• Challenge
Copy every line from the data below in which the string "samsung" can be found.

-- start Records supplied --

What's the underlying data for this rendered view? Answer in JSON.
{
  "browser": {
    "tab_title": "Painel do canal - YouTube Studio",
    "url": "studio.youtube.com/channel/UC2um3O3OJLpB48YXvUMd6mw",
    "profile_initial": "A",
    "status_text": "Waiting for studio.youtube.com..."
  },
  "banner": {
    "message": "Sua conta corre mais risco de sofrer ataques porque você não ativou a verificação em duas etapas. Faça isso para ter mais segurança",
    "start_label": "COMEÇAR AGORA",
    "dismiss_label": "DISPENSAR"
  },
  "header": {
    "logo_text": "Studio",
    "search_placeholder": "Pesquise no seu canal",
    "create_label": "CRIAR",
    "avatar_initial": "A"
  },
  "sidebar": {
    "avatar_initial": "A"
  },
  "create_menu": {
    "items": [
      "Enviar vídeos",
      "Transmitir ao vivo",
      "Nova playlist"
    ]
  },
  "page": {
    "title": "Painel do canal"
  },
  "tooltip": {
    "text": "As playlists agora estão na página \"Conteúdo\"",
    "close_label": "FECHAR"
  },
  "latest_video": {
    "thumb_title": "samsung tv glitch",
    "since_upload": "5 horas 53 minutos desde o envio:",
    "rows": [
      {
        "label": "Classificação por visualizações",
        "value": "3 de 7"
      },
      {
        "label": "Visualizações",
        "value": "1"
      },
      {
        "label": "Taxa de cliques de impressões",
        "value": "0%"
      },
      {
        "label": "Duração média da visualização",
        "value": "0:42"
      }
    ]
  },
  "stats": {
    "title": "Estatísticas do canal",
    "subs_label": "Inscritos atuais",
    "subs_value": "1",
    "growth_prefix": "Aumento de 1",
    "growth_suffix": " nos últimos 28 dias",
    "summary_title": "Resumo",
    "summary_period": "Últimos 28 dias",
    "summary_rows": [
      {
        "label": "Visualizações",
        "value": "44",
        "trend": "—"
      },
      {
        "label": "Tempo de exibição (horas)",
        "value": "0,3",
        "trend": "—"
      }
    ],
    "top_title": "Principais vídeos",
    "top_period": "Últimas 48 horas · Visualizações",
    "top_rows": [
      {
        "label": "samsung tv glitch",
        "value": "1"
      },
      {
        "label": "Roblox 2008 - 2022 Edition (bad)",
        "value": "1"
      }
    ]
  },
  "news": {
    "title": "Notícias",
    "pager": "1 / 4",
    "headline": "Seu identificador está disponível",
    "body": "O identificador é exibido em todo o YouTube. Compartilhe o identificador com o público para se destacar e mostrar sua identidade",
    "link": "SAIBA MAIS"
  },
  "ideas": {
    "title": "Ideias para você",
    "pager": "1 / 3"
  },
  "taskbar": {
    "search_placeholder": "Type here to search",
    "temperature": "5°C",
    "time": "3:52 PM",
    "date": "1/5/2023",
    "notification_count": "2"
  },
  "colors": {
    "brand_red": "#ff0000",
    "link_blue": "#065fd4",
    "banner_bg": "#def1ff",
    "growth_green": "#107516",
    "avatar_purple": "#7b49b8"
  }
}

-- end Records supplied --

• Response to the task
    "thumb_title": "samsung tv glitch",
        "label": "samsung tv glitch",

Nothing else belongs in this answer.